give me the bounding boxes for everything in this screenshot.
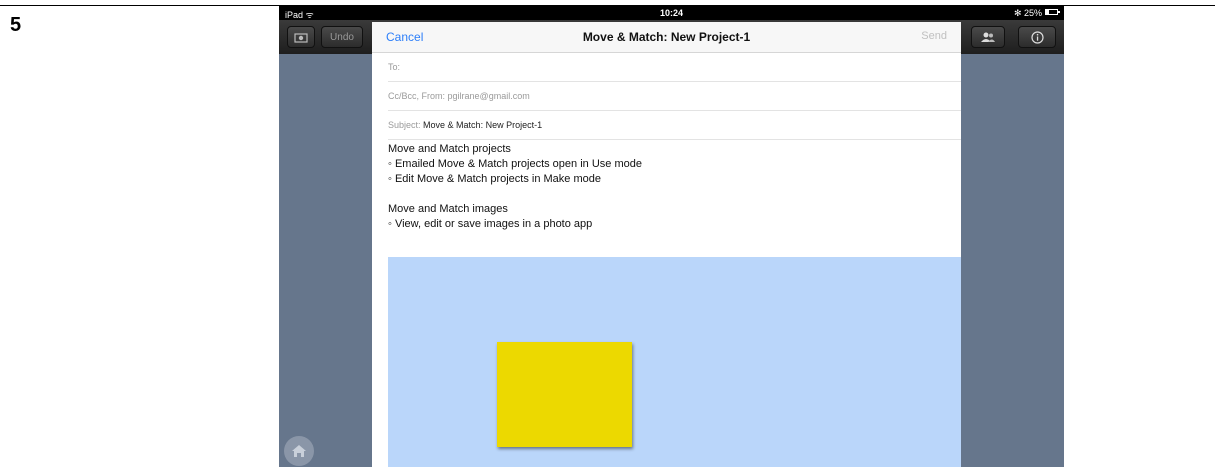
projects-section: Move and Match projects ◦ Emailed Move &… (388, 142, 948, 187)
home-icon (292, 445, 306, 457)
image-attachment[interactable] (388, 257, 961, 467)
subject-field[interactable]: Subject: Move & Match: New Project-1 (388, 111, 961, 140)
battery-percentage: ✻ 25% (1013, 8, 1042, 18)
photo-icon (294, 33, 308, 43)
from-address: pgilrane@gmail.com (447, 91, 530, 101)
step-number: 5 (10, 14, 22, 36)
cc-bcc-from-label: Cc/Bcc, From: (388, 91, 446, 101)
mail-compose-sheet: Cancel Move & Match: New Project-1 Send … (372, 22, 961, 467)
to-label: To: (388, 62, 401, 72)
status-bar: iPad ᯤ 10:24 ✻ 25% (279, 6, 1064, 20)
projects-bullet-1: ◦ Emailed Move & Match projects open in … (388, 158, 642, 170)
subject-label: Subject: (388, 120, 421, 130)
projects-bullet-2: ◦ Edit Move & Match projects in Make mod… (388, 173, 601, 185)
battery-icon (1045, 9, 1060, 15)
message-body[interactable]: Move and Match projects ◦ Emailed Move &… (388, 142, 948, 247)
status-time: 10:24 (659, 8, 684, 18)
ipad-screen: iPad ᯤ 10:24 ✻ 25% Undo Cancel Move & Ma… (279, 6, 1064, 467)
images-heading: Move and Match images (388, 203, 508, 215)
send-button[interactable]: Send (921, 30, 947, 42)
to-field[interactable]: To: (388, 53, 961, 82)
users-icon (981, 32, 995, 42)
images-bullet-1: ◦ View, edit or save images in a photo a… (388, 218, 593, 230)
info-icon (1030, 31, 1044, 44)
compose-title: Move & Match: New Project-1 (582, 30, 751, 44)
info-button[interactable] (1018, 26, 1056, 48)
yellow-square-shape (497, 342, 632, 447)
compose-nav-bar: Cancel Move & Match: New Project-1 Send (372, 22, 961, 53)
undo-button[interactable]: Undo (321, 26, 363, 48)
images-section: Move and Match images ◦ View, edit or sa… (388, 202, 948, 232)
subject-value: Move & Match: New Project-1 (423, 120, 543, 130)
cc-bcc-from-field[interactable]: Cc/Bcc, From: pgilrane@gmail.com (388, 82, 961, 111)
photo-button[interactable] (287, 26, 315, 48)
projects-heading: Move and Match projects (388, 143, 511, 155)
users-button[interactable] (971, 26, 1005, 48)
home-button[interactable] (284, 436, 314, 466)
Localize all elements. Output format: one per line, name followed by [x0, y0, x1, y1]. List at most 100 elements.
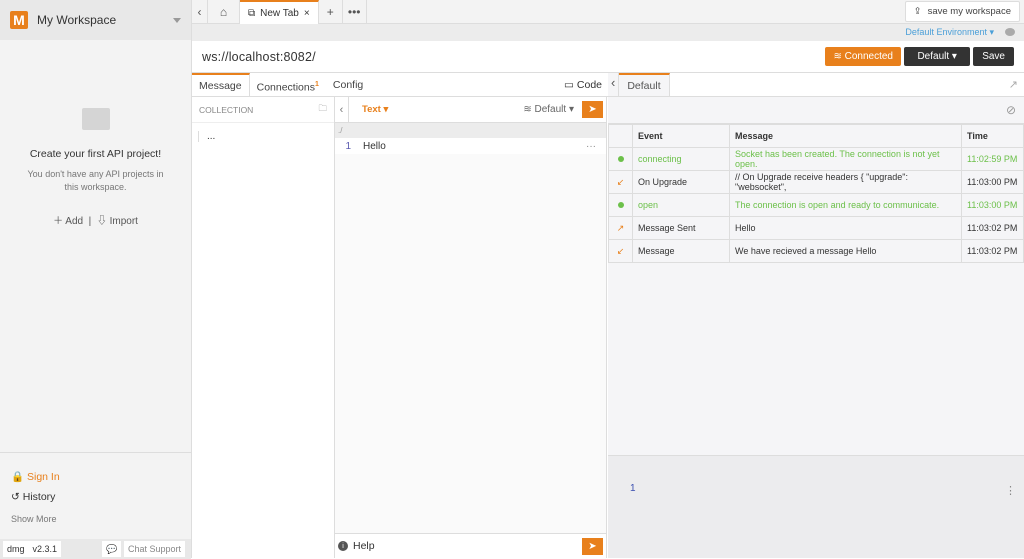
sign-in-label: Sign In: [27, 471, 60, 483]
collapse-button[interactable]: ‹: [335, 96, 349, 123]
clear-icon[interactable]: ⊘: [1006, 103, 1016, 117]
more-icon[interactable]: ···: [586, 141, 606, 152]
event-icon-cell: ↗: [608, 216, 633, 240]
history-label: History: [22, 491, 56, 503]
editor-line[interactable]: 1 Hello ···: [335, 138, 606, 154]
more-tabs-button[interactable]: •••: [343, 0, 367, 24]
event-cell: On Upgrade: [632, 170, 730, 194]
message-cell: Hello: [729, 216, 962, 240]
message-type-dropdown[interactable]: Text ▾: [362, 104, 388, 115]
event-cell: connecting: [632, 147, 730, 171]
import-label: Import: [109, 216, 138, 227]
import-button[interactable]: ⇩ Import: [97, 216, 138, 227]
default-label: Default: [917, 51, 950, 62]
message-cell: // On Upgrade receive headers { "upgrade…: [729, 170, 962, 194]
message-cell: Socket has been created. The connection …: [729, 147, 962, 171]
environment-bar: Default Environment ▾: [192, 24, 1024, 41]
col-message: Message: [729, 124, 962, 148]
new-tab-button[interactable]: +: [319, 0, 343, 24]
chat-label: Chat Support: [123, 540, 185, 557]
version-bar: dmg v2.3.1 💬 Chat Support: [0, 539, 191, 559]
home-tab[interactable]: ⌂: [208, 0, 240, 24]
line-text: Hello: [363, 140, 386, 152]
col-event: Event: [632, 124, 730, 148]
sign-in-link[interactable]: 🔒 Sign In: [11, 470, 60, 483]
folder-icon: [81, 108, 110, 130]
add-button[interactable]: ＋ Add: [53, 216, 83, 227]
event-icon-cell: ↙: [608, 239, 633, 263]
wifi-icon: ≋: [833, 51, 842, 62]
time-cell: 11:03:00 PM: [961, 170, 1024, 194]
info-icon: i: [338, 541, 348, 551]
time-cell: 11:03:02 PM: [961, 216, 1024, 240]
empty-state: Create your first API project! You don't…: [0, 108, 191, 227]
save-workspace-button[interactable]: ⇪ save my workspace: [904, 1, 1020, 22]
close-icon[interactable]: ×: [304, 8, 310, 19]
event-cell: Message Sent: [632, 216, 730, 240]
help-link[interactable]: Help: [353, 540, 375, 552]
workspace-selector[interactable]: M My Workspace: [0, 0, 191, 40]
websocket-icon: ⧉: [248, 7, 256, 19]
show-more-link[interactable]: Show More: [11, 514, 57, 524]
connections-label: Connections: [256, 81, 315, 94]
tab-default[interactable]: Default: [619, 73, 670, 96]
chat-icon: 💬: [102, 540, 122, 557]
eye-icon[interactable]: [1005, 28, 1015, 36]
tab-new-tab[interactable]: ⧉ New Tab ×: [240, 0, 319, 24]
url-input[interactable]: ws://localhost:8082/: [202, 50, 822, 64]
new-folder-icon[interactable]: 🗀: [318, 103, 327, 117]
wifi-icon: ≋: [523, 104, 532, 115]
message-type-label: Text: [362, 104, 381, 115]
environment-selector[interactable]: Default Environment ▾: [905, 27, 994, 37]
url-bar: ws://localhost:8082/ ≋ Connected Default…: [192, 41, 1024, 73]
code-label: Code: [576, 79, 602, 91]
response-detail: 1 ⋮: [608, 455, 1024, 558]
event-icon-cell: [608, 147, 633, 171]
empty-title: Create your first API project!: [29, 148, 162, 160]
event-cell: Message: [632, 239, 730, 263]
table-row[interactable]: ↙ Message We have recieved a message Hello…: [608, 239, 1024, 263]
table-row[interactable]: ↗ Message Sent Hello 11:03:02 PM: [608, 216, 1024, 240]
col-icon: [608, 124, 633, 148]
line-number: 1: [345, 140, 351, 152]
table-row[interactable]: open The connection is open and ready to …: [608, 193, 1024, 217]
event-icon-cell: [608, 193, 633, 217]
send-button-bottom[interactable]: ➤: [582, 537, 603, 555]
arrow-incoming-icon: ↙: [616, 245, 625, 256]
tab-message[interactable]: Message: [192, 73, 250, 96]
code-button[interactable]: ▭ Code: [564, 73, 608, 96]
message-cell: We have recieved a message Hello: [729, 239, 962, 263]
save-button[interactable]: Save: [973, 47, 1014, 66]
status-dot-icon: [617, 202, 624, 208]
chat-support-button[interactable]: 💬 Chat Support: [102, 540, 188, 557]
menu-icon[interactable]: ⋮: [1005, 484, 1016, 497]
connections-count: 1: [314, 81, 319, 88]
collapse-left-button[interactable]: ‹: [608, 73, 620, 96]
message-cell: The connection is open and ready to comm…: [729, 193, 962, 217]
tab-config[interactable]: Config: [326, 73, 370, 96]
message-editor: ‹ Text ▾ ≋ Default ▾ ➤ ./ 1 Hello ··· i Hel…: [335, 96, 607, 558]
external-link-icon[interactable]: ↗: [1003, 73, 1024, 96]
tab-label: New Tab: [260, 7, 299, 19]
tabs-back-button[interactable]: ‹: [192, 0, 208, 24]
chevron-down-icon: [173, 17, 181, 23]
history-link[interactable]: ↺ History: [11, 491, 55, 503]
send-button[interactable]: ➤: [582, 101, 603, 118]
share-icon: ⇪: [913, 6, 922, 17]
connection-dropdown[interactable]: ≋ Default ▾: [523, 104, 574, 115]
table-row[interactable]: ↙ On Upgrade// On Upgrade receive headers…: [608, 170, 1024, 194]
table-row[interactable]: connecting Socket has been created. The c…: [608, 147, 1024, 171]
tab-connections[interactable]: Connections1: [250, 73, 326, 96]
default-dropdown[interactable]: Default ▾: [904, 47, 971, 66]
event-cell: open: [632, 193, 730, 217]
workspace-name: My Workspace: [37, 13, 117, 27]
status-dot-icon: [617, 156, 624, 162]
environment-label: Default Environment: [905, 27, 987, 37]
code-icon: ▭: [564, 79, 574, 91]
connected-button[interactable]: ≋ Connected: [825, 47, 902, 66]
col-time: Time: [961, 124, 1024, 148]
collection-header: COLLECTION: [199, 104, 254, 115]
collection-item[interactable]: ...: [198, 131, 334, 142]
home-icon: ⌂: [219, 5, 228, 19]
detail-line-number: 1: [630, 483, 636, 494]
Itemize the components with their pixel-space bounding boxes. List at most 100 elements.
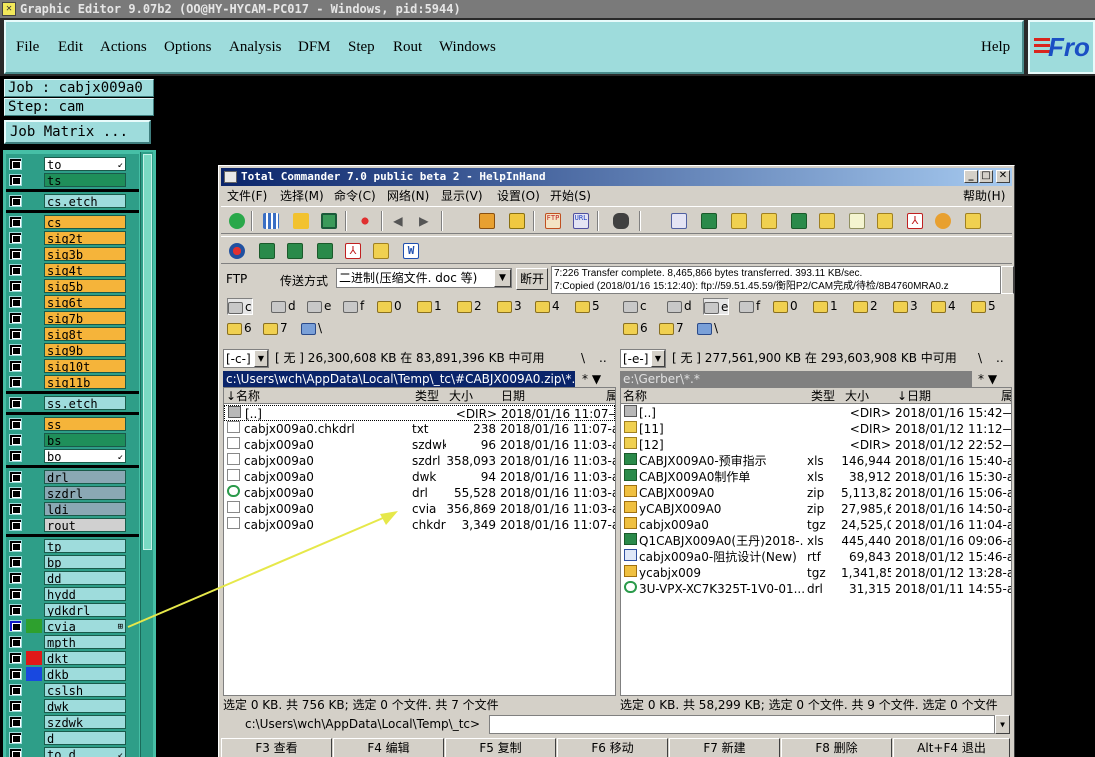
file-row[interactable]: Q1CABJX009A0(王丹)2018-... xls 445,440 2018/0… — [621, 533, 1011, 549]
layer-checkbox[interactable] — [9, 376, 22, 388]
layer-name[interactable]: sig8t — [44, 327, 126, 341]
layer-checkbox[interactable] — [9, 732, 22, 744]
col-date[interactable]: 日期 — [501, 388, 525, 404]
left-drive-button[interactable]: c — [227, 298, 253, 315]
layer-checkbox[interactable] — [9, 748, 22, 757]
layer-color-swatch[interactable] — [26, 470, 42, 484]
layer-checkbox[interactable] — [9, 328, 22, 340]
layer-name[interactable]: ss — [44, 417, 126, 431]
tc-menu-select[interactable]: 选择(M) — [280, 187, 324, 205]
excel-icon[interactable] — [791, 213, 807, 229]
f3-view-button[interactable]: F3 查看 — [221, 738, 332, 757]
layer-name[interactable]: drl — [44, 470, 126, 484]
layer-row[interactable]: bp — [6, 554, 139, 570]
file-row[interactable]: CABJX009A0制作单 xls 38,912 2018/01/16 15:30-a — [621, 469, 1011, 485]
layer-checkbox[interactable] — [9, 620, 22, 632]
layer-row[interactable]: ss.etch — [6, 395, 139, 411]
layer-row[interactable]: ldi — [6, 501, 139, 517]
layer-row[interactable]: szdwk — [6, 714, 139, 730]
layer-row[interactable]: sig5b — [6, 278, 139, 294]
layer-row[interactable]: rout — [6, 517, 139, 533]
tc-menu-view[interactable]: 显示(V) — [441, 187, 483, 205]
menu-step[interactable]: Step — [348, 39, 375, 56]
layer-checkbox[interactable] — [9, 264, 22, 276]
right-drive-button[interactable]: 4 — [931, 298, 956, 315]
file-row[interactable]: yCABJX009A0 zip 27,985,653 2018/01/16 14:50… — [621, 501, 1011, 517]
file-row[interactable]: cabjx009a0 tgz 24,525,002 2018/01/16 11:04-… — [621, 517, 1011, 533]
layer-scroll-thumb[interactable] — [143, 154, 152, 550]
layer-row[interactable]: szdrl — [6, 485, 139, 501]
layer-checkbox[interactable] — [9, 503, 22, 515]
layer-row[interactable]: d — [6, 730, 139, 746]
layer-color-swatch[interactable] — [26, 279, 42, 293]
right-file-panel[interactable]: 名称 类型 大小 ↓日期 属 [..] <DIR> 2018/01/16 15:42… — [620, 387, 1012, 696]
menu-dfm[interactable]: DFM — [298, 39, 331, 56]
file-row[interactable]: cabjx009a0 chkdrl 3,349 2018/01/16 11:07-a — [224, 517, 615, 533]
left-drive-button[interactable]: 4 — [535, 298, 560, 315]
refresh-icon[interactable] — [229, 213, 245, 229]
layer-name[interactable]: dkt — [44, 651, 126, 665]
file-row[interactable]: [..] <DIR> 2018/01/16 11:07— — [224, 405, 615, 421]
layer-name[interactable]: dd — [44, 571, 126, 585]
layer-checkbox[interactable] — [9, 540, 22, 552]
layer-row[interactable]: cs — [6, 214, 139, 230]
layer-name[interactable]: sig4t — [44, 263, 126, 277]
layer-checkbox[interactable] — [9, 636, 22, 648]
pack-icon[interactable] — [479, 213, 495, 229]
brief-view-icon[interactable] — [263, 213, 279, 229]
thumbnail-view-icon[interactable] — [321, 213, 337, 229]
layer-checkbox[interactable] — [9, 716, 22, 728]
col-attr[interactable]: 属 — [1001, 388, 1011, 404]
layer-name[interactable]: ydkdrl — [44, 603, 126, 617]
layer-color-swatch[interactable] — [26, 173, 42, 187]
layer-name[interactable]: bs — [44, 433, 126, 447]
layer-row[interactable]: sig3b — [6, 246, 139, 262]
layer-row[interactable]: cslsh — [6, 682, 139, 698]
right-drive-button[interactable]: 1 — [813, 298, 838, 315]
layer-scrollbar[interactable] — [140, 152, 153, 757]
layer-row[interactable]: hydd — [6, 586, 139, 602]
excel-icon[interactable] — [701, 213, 717, 229]
excel-icon[interactable] — [259, 243, 275, 259]
menu-options[interactable]: Options — [164, 39, 212, 56]
left-drive-button[interactable]: 0 — [377, 298, 402, 315]
layer-name[interactable]: szdwk — [44, 715, 126, 729]
layer-checkbox[interactable] — [9, 158, 22, 170]
layer-row[interactable]: ydkdrl — [6, 602, 139, 618]
layer-row[interactable]: ts — [6, 172, 139, 188]
left-file-panel[interactable]: ↓名称 类型 大小 日期 属 [..]<DIR>2018/01/16 11:07… — [223, 387, 616, 696]
layer-name[interactable]: sig6t — [44, 295, 126, 309]
excel-icon[interactable] — [287, 243, 303, 259]
layer-row[interactable]: ss — [6, 416, 139, 432]
word-icon[interactable]: W — [403, 243, 419, 259]
layer-color-swatch[interactable] — [26, 699, 42, 713]
layer-checkbox[interactable] — [9, 700, 22, 712]
left-path-buttons[interactable]: * ▼ — [579, 371, 613, 387]
layer-name[interactable]: sig5b — [44, 279, 126, 293]
folder-icon[interactable] — [877, 213, 893, 229]
layer-color-swatch[interactable] — [26, 247, 42, 261]
right-drive-button[interactable]: f — [739, 298, 760, 315]
layer-color-swatch[interactable] — [26, 518, 42, 532]
layer-checkbox[interactable] — [9, 471, 22, 483]
invert-selection-icon[interactable] — [357, 213, 373, 229]
layer-checkbox[interactable] — [9, 652, 22, 664]
layer-row[interactable]: sig10t — [6, 358, 139, 374]
right-path-buttons[interactable]: * ▼ — [975, 371, 1011, 387]
layer-name[interactable]: hydd — [44, 587, 126, 601]
left-drive-button[interactable]: 7 — [263, 320, 288, 337]
layer-color-swatch[interactable] — [26, 433, 42, 447]
calculator-icon[interactable] — [671, 213, 687, 229]
layer-checkbox[interactable] — [9, 556, 22, 568]
tc-menu-help[interactable]: 帮助(H) — [963, 187, 1005, 205]
layer-name[interactable]: szdrl — [44, 486, 126, 500]
layer-name[interactable]: to ↙ — [44, 157, 126, 171]
layer-color-swatch[interactable] — [26, 715, 42, 729]
folder-icon[interactable] — [819, 213, 835, 229]
file-row[interactable]: cabjx009a0 cvia 356,869 2018/01/16 11:03-a — [224, 501, 615, 517]
layer-row[interactable]: cvia ⊞ — [6, 618, 139, 634]
layer-name[interactable]: dkb — [44, 667, 126, 681]
layer-color-swatch[interactable] — [26, 417, 42, 431]
f5-copy-button[interactable]: F5 复制 — [445, 738, 556, 757]
layer-row[interactable]: sig4t — [6, 262, 139, 278]
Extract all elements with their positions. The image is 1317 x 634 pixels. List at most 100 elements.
----
- **What you should do**
Edit everything from the line containing "sign-in-label: Sign In: [27, 471, 60, 483]" down to the line containing "event-cell: Message Sent: [632, 216, 730, 240]" so that "message-cell" becomes "message-text", leaving the rest of those lines unchanged.

- **Result**
sign-in-label: Sign In: [27, 471, 60, 483]
collapse-button[interactable]: ‹: [335, 96, 349, 123]
clear-icon[interactable]: ⊘: [1006, 103, 1016, 117]
more-icon[interactable]: ···: [586, 141, 606, 152]
event-icon-cell: ↗: [608, 216, 633, 240]
history-label: History: [22, 491, 56, 503]
editor-line[interactable]: 1 Hello ···: [335, 138, 606, 154]
more-tabs-button[interactable]: •••: [343, 0, 367, 24]
event-cell: On Upgrade: [632, 170, 730, 194]
message-text: Hello: [729, 216, 962, 240]
message-type-dropdown[interactable]: Text ▾: [362, 104, 388, 115]
event-cell: connecting: [632, 147, 730, 171]
import-label: Import: [109, 216, 138, 227]
import-button[interactable]: ⇩ Import: [97, 216, 138, 227]
default-label: Default: [917, 51, 950, 62]
message-text: // On Upgrade receive headers { "upgrade…: [729, 170, 962, 194]
message-text: Socket has been created. The connection …: [729, 147, 962, 171]
environment-bar: Default Environment ▾: [192, 24, 1024, 41]
col-message: Message: [729, 124, 962, 148]
new-tab-button[interactable]: +: [319, 0, 343, 24]
chat-label: Chat Support: [123, 540, 185, 557]
version-bar: dmg v2.3.1 💬 Chat Support: [0, 539, 191, 559]
home-tab[interactable]: ⌂: [208, 0, 240, 24]
line-text: Hello: [363, 140, 386, 152]
col-event: Event: [632, 124, 730, 148]
sign-in-link[interactable]: 🔒 Sign In: [11, 470, 60, 483]
folder-icon: [81, 108, 110, 130]
add-button[interactable]: ＋ Add: [53, 216, 83, 227]
event-icon-cell: ↙: [608, 239, 633, 263]
wifi-icon: ≋: [833, 51, 842, 62]
time-cell: 11:03:00 PM: [961, 170, 1024, 194]
info-icon: i: [338, 541, 348, 551]
time-cell: 11:03:02 PM: [961, 216, 1024, 240]
empty-state: Create your first API project! You don't…: [0, 108, 191, 227]
save-workspace-button[interactable]: ⇪ save my workspace: [904, 1, 1020, 22]
close-icon[interactable]: ×: [304, 8, 310, 19]
event-cell: Message Sent: [632, 216, 730, 240]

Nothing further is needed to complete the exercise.